■ **課題内容**: 下に示す抗菌薬投与量の文章について、「腎代替療法下の抗菌薬投与量」から「hになっている点に注意です。」までの部分を両端も含めて書き直してください。その際、「バンコマイシン」を「テイコプラニン」に置き換えてください。

■ **抜粋本文**:
2020年2月2日日曜日

腎代替療法下の抗菌薬投与量

腎代替療法下の薬物投与量は文献によって記載がバラバラなことが多く、いつもどれを採用してよいか悩みます(特にCHDFのバンコマイシン)。色々文献を読んでみた結果、血液浄化の設定から薬物クリアランスを推定する方法が参考になったので紹介します。


日本における血液浄化療法の設定について

よく使われる間欠血液透析(IHD)と持続血液濾過透析(CHDF)の、日本における一般的な設定は以下です。

  • IHD: Qb 200mL/min, Qd 500mL/min
  • CHDF:  Qb 100mL/min, Qd 7-10mL/min, Qf 5-8mL/min

CHDFの設定が見慣れない数値だと思いますが、実際の機械に表示されるQd, Qfの単位はmL/hになっている点に注意です。

話は少し横道にそれますが、よく急性期血液浄化のstudyで見かける"High volume"、"Low volume"などの浄化量の単位はmL/kg/hourのようですので、勘違いしないように注意です。体重60kgなら数値は同じになるので勘違いしやすいです。私も勘違いしていました。

■ **演習データ**:

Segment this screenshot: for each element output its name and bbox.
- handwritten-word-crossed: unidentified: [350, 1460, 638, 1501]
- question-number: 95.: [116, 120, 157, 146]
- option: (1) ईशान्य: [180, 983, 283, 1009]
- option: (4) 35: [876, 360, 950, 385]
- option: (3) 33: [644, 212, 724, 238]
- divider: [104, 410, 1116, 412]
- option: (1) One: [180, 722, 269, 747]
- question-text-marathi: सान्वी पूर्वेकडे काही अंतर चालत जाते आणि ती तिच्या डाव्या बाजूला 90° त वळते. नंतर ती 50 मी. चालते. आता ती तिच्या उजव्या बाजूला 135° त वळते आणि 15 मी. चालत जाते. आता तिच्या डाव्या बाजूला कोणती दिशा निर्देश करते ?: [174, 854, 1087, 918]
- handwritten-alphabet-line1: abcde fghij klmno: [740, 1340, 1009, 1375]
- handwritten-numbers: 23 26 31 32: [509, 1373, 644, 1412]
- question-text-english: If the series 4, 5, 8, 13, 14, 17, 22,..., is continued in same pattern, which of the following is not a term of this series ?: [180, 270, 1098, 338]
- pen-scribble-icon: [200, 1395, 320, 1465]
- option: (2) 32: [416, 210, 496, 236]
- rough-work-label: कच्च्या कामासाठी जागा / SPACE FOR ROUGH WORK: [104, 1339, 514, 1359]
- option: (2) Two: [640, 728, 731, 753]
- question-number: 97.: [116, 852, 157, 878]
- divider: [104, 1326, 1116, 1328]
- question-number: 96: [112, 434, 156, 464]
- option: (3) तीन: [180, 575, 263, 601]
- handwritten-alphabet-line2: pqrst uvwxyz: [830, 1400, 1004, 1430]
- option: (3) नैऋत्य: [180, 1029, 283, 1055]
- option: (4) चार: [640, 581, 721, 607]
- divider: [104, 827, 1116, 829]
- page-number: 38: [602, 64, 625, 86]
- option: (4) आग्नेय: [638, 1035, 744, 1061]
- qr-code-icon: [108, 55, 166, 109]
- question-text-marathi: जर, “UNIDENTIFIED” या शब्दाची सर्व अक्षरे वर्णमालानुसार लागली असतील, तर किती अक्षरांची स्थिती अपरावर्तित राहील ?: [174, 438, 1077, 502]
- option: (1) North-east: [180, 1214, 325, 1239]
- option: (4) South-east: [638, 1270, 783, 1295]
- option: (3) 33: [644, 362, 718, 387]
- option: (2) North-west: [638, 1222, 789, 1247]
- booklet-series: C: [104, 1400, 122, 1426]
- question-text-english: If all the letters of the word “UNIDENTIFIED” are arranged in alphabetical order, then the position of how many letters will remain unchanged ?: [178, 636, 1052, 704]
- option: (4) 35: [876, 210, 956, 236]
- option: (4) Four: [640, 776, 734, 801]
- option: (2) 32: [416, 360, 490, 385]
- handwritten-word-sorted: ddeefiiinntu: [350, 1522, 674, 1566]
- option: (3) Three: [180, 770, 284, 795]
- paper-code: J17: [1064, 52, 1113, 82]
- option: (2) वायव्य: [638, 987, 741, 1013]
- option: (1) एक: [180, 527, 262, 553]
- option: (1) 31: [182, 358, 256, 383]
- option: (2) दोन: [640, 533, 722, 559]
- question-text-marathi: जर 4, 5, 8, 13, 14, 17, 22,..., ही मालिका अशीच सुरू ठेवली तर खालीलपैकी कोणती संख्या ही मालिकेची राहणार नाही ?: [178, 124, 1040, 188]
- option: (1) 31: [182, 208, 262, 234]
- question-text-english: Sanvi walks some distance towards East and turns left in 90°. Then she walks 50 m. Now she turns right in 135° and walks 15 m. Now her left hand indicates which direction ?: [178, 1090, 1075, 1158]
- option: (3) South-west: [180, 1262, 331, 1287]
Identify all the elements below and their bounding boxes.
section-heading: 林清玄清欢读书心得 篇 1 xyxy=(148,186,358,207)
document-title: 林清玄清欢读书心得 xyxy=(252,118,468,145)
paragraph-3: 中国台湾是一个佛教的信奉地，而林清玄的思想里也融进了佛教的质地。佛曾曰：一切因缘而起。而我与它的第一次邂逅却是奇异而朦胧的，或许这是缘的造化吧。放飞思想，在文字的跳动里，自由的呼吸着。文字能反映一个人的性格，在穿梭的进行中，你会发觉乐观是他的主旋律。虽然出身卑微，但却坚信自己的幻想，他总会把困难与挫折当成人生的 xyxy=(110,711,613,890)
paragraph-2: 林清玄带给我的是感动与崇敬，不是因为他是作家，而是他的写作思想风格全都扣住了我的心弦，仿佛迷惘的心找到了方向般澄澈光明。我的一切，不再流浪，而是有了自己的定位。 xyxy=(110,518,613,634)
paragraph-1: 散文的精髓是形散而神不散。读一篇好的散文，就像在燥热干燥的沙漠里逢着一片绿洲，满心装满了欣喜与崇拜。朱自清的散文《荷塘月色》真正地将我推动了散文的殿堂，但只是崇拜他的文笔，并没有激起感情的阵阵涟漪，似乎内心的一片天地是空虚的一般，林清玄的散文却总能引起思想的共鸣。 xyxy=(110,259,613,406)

■ **想定解答**:
腎代替療法下の抗菌薬投与量

腎代替療法下の薬物投与量は文献によって記載がバラバラなことが多く、いつもどれを採用してよいか悩みます(特にCHDFのテイコプラニン)。色々文献を読んでみた結果、血液浄化の設定から薬物クリアランスを推定する方法が参考になったので紹介します。


日本における血液浄化療法の設定について

よく使われる間欠血液透析(IHD)と持続血液濾過透析(CHDF)の、日本における一般的な設定は以下です。

  • IHD: Qb 200mL/min, Qd 500mL/min
  • CHDF:  Qb 100mL/min, Qd 7-10mL/min, Qf 5-8mL/min

CHDFの設定が見慣れない数値だと思いますが、実際の機械に表示されるQd, Qfの単位はmL/hになっている点に注意です。